Aim:
Find the string "name" in the entries and copy each line that has it.

Given records:
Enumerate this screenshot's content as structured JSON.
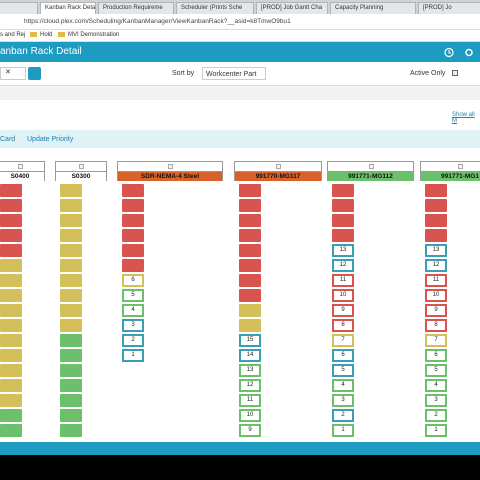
{
  "tabs": [
    "ory",
    "Kanban Rack Detail",
    "Production Requireme",
    "Scheduler (Prints Sche",
    "[PROD] Job Gantt Cha",
    "Capacity Planning",
    "[PROD] Jo"
  ],
  "address": "https://cloud.plex.com/Scheduling/KanbanManager/ViewKanbanRack?__asid=k8TmwO9bu1",
  "bookmarks": [
    "s and Rej",
    "Hold",
    "MVI Demonstration"
  ],
  "header": {
    "title": "anban Rack Detail"
  },
  "filters": {
    "sort_label": "Sort by",
    "sort_value": "Workcenter Part",
    "active_label": "Active Only"
  },
  "show_all": "Show all M",
  "toolbar": [
    "Card",
    "Update Priority"
  ],
  "columns": [
    {
      "name": "S0400",
      "color": "#ffffff",
      "cards": [
        {
          "color": "#d9534f"
        },
        {
          "color": "#d9534f"
        },
        {
          "color": "#d9534f"
        },
        {
          "color": "#d9534f"
        },
        {
          "color": "#d9534f"
        },
        {
          "color": "#d4c05a"
        },
        {
          "color": "#d4c05a"
        },
        {
          "color": "#d4c05a"
        },
        {
          "color": "#d4c05a"
        },
        {
          "color": "#d4c05a"
        },
        {
          "color": "#d4c05a"
        },
        {
          "color": "#d4c05a"
        },
        {
          "color": "#d4c05a"
        },
        {
          "color": "#d4c05a"
        },
        {
          "color": "#d4c05a"
        },
        {
          "color": "#6cc06c"
        },
        {
          "color": "#6cc06c"
        }
      ]
    },
    {
      "name": "S0300",
      "color": "#ffffff",
      "cards": [
        {
          "color": "#d4c05a"
        },
        {
          "color": "#d4c05a"
        },
        {
          "color": "#d4c05a"
        },
        {
          "color": "#d4c05a"
        },
        {
          "color": "#d4c05a"
        },
        {
          "color": "#d4c05a"
        },
        {
          "color": "#d4c05a"
        },
        {
          "color": "#d4c05a"
        },
        {
          "color": "#d4c05a"
        },
        {
          "color": "#d4c05a"
        },
        {
          "color": "#6cc06c"
        },
        {
          "color": "#6cc06c"
        },
        {
          "color": "#6cc06c"
        },
        {
          "color": "#6cc06c"
        },
        {
          "color": "#6cc06c"
        },
        {
          "color": "#6cc06c"
        },
        {
          "color": "#6cc06c"
        }
      ]
    },
    {
      "name": "SDR-NEMA-4 Steel",
      "color": "#d9622b",
      "cards": [
        {
          "color": "#d9534f"
        },
        {
          "color": "#d9534f"
        },
        {
          "color": "#d9534f"
        },
        {
          "color": "#d9534f"
        },
        {
          "color": "#d9534f"
        },
        {
          "color": "#d9534f"
        },
        {
          "color": "#d4c05a",
          "label": "6"
        },
        {
          "color": "#6cc06c",
          "label": "5"
        },
        {
          "color": "#6cc06c",
          "label": "4"
        },
        {
          "color": "#3a9fb5",
          "label": "3"
        },
        {
          "color": "#3a9fb5",
          "label": "2"
        },
        {
          "color": "#3a9fb5",
          "label": "1"
        }
      ]
    },
    {
      "name": "991770-MG117",
      "color": "#d9622b",
      "cards": [
        {
          "color": "#d9534f"
        },
        {
          "color": "#d9534f"
        },
        {
          "color": "#d9534f"
        },
        {
          "color": "#d9534f"
        },
        {
          "color": "#d9534f"
        },
        {
          "color": "#d9534f"
        },
        {
          "color": "#d9534f"
        },
        {
          "color": "#d9534f"
        },
        {
          "color": "#d4c05a"
        },
        {
          "color": "#d4c05a"
        },
        {
          "color": "#3a9fb5",
          "label": "15"
        },
        {
          "color": "#3a9fb5",
          "label": "14"
        },
        {
          "color": "#6cc06c",
          "label": "13"
        },
        {
          "color": "#6cc06c",
          "label": "12"
        },
        {
          "color": "#6cc06c",
          "label": "11"
        },
        {
          "color": "#6cc06c",
          "label": "10"
        },
        {
          "color": "#6cc06c",
          "label": "9"
        }
      ]
    },
    {
      "name": "991771-MG112",
      "color": "#6cc06c",
      "cards": [
        {
          "color": "#d9534f"
        },
        {
          "color": "#d9534f"
        },
        {
          "color": "#d9534f"
        },
        {
          "color": "#d9534f"
        },
        {
          "color": "#3a9fb5",
          "label": "13"
        },
        {
          "color": "#3a9fb5",
          "label": "12"
        },
        {
          "color": "#d9534f",
          "label": "11"
        },
        {
          "color": "#d9534f",
          "label": "10"
        },
        {
          "color": "#d9534f",
          "label": "9"
        },
        {
          "color": "#d9534f",
          "label": "8"
        },
        {
          "color": "#d4c05a",
          "label": "7"
        },
        {
          "color": "#3a9fb5",
          "label": "6"
        },
        {
          "color": "#3a9fb5",
          "label": "5"
        },
        {
          "color": "#6cc06c",
          "label": "4"
        },
        {
          "color": "#6cc06c",
          "label": "3"
        },
        {
          "color": "#3a9fb5",
          "label": "2"
        },
        {
          "color": "#6cc06c",
          "label": "1"
        }
      ]
    },
    {
      "name": "991771-MG1",
      "color": "#6cc06c",
      "cards": [
        {
          "color": "#d9534f"
        },
        {
          "color": "#d9534f"
        },
        {
          "color": "#d9534f"
        },
        {
          "color": "#d9534f"
        },
        {
          "color": "#3a9fb5",
          "label": "13"
        },
        {
          "color": "#3a9fb5",
          "label": "12"
        },
        {
          "color": "#d9534f",
          "label": "11"
        },
        {
          "color": "#d9534f",
          "label": "10"
        },
        {
          "color": "#d9534f",
          "label": "9"
        },
        {
          "color": "#d9534f",
          "label": "8"
        },
        {
          "color": "#d4c05a",
          "label": "7"
        },
        {
          "color": "#6cc06c",
          "label": "6"
        },
        {
          "color": "#6cc06c",
          "label": "5"
        },
        {
          "color": "#6cc06c",
          "label": "4"
        },
        {
          "color": "#6cc06c",
          "label": "3"
        },
        {
          "color": "#6cc06c",
          "label": "2"
        },
        {
          "color": "#6cc06c",
          "label": "1"
        }
      ]
    }
  ]
}
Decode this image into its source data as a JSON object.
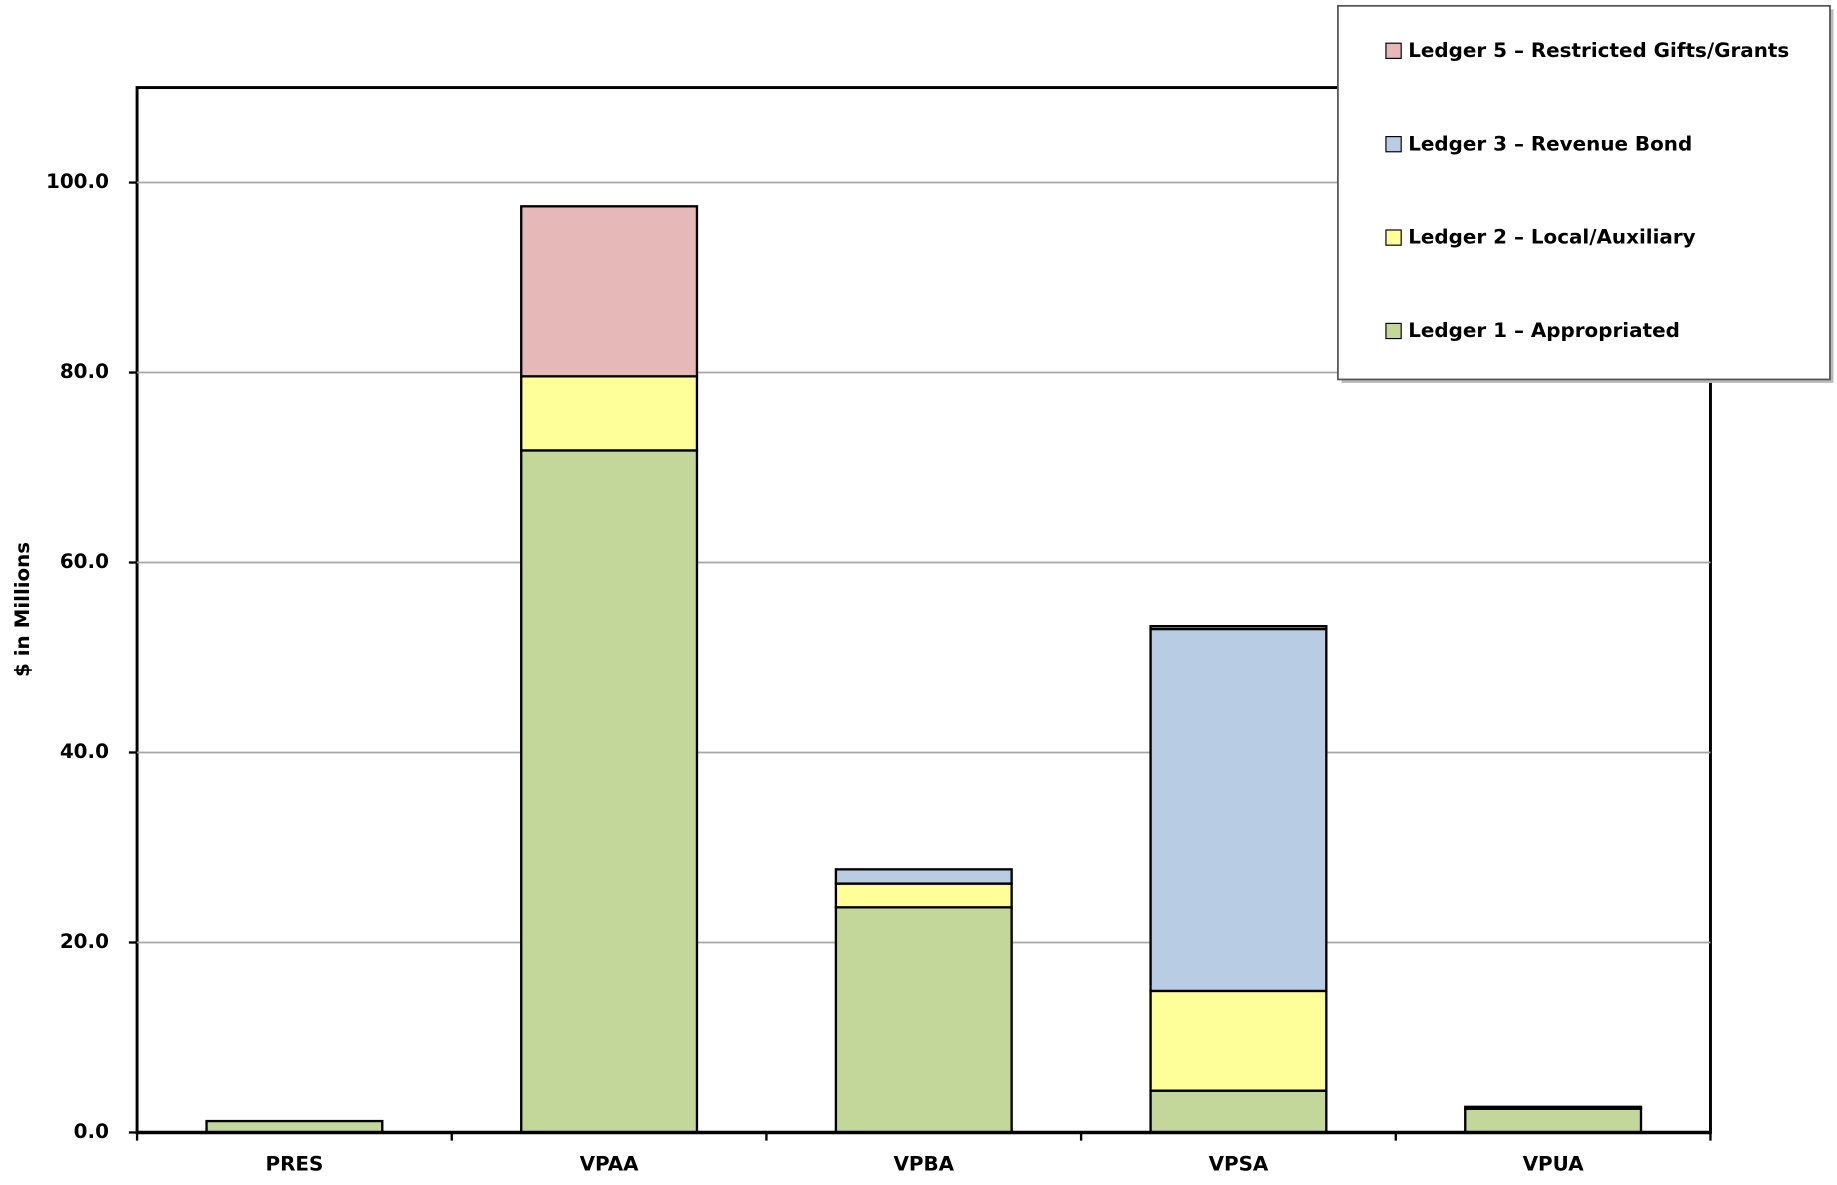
{
  "chart_data": {
    "type": "stacked_bar",
    "y_label": "$ in Millions",
    "categories": [
      "PRES",
      "VPAA",
      "VPBA",
      "VPSA",
      "VPUA"
    ],
    "series": [
      {
        "name": "Ledger 1 – Appropriated",
        "color": "#c4d79b",
        "values": [
          1.2,
          71.8,
          23.7,
          4.4,
          2.5
        ]
      },
      {
        "name": "Ledger 2 – Local/Auxiliary",
        "color": "#ffff99",
        "values": [
          0,
          7.8,
          2.5,
          10.5,
          0
        ]
      },
      {
        "name": "Ledger 3 – Revenue Bond",
        "color": "#b8cce4",
        "values": [
          0,
          0,
          1.5,
          38.1,
          0.2
        ]
      },
      {
        "name": "Ledger 5 – Restricted Gifts/Grants",
        "color": "#e6b9b8",
        "values": [
          0,
          17.9,
          0,
          0.3,
          0
        ]
      }
    ],
    "ylim": [
      0,
      110
    ],
    "yticks": [
      {
        "value": 0,
        "label": "0.0"
      },
      {
        "value": 20,
        "label": "20.0"
      },
      {
        "value": 40,
        "label": "40.0"
      },
      {
        "value": 60,
        "label": "60.0"
      },
      {
        "value": 80,
        "label": "80.0"
      },
      {
        "value": 100,
        "label": "100.0"
      }
    ],
    "grid": true,
    "legend": "upper right"
  }
}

Expected answer:
      "name": "S0400",
      "name": "S0300",
      "name": "SDR-NEMA-4 Steel",
      "name": "991770-MG117",
      "name": "991771-MG112",
      "name": "991771-MG1",
        "name": "Ledger 1 – Appropriated",
        "name": "Ledger 2 – Local/Auxiliary",
        "name": "Ledger 3 – Revenue Bond",
        "name": "Ledger 5 – Restricted Gifts/Grants",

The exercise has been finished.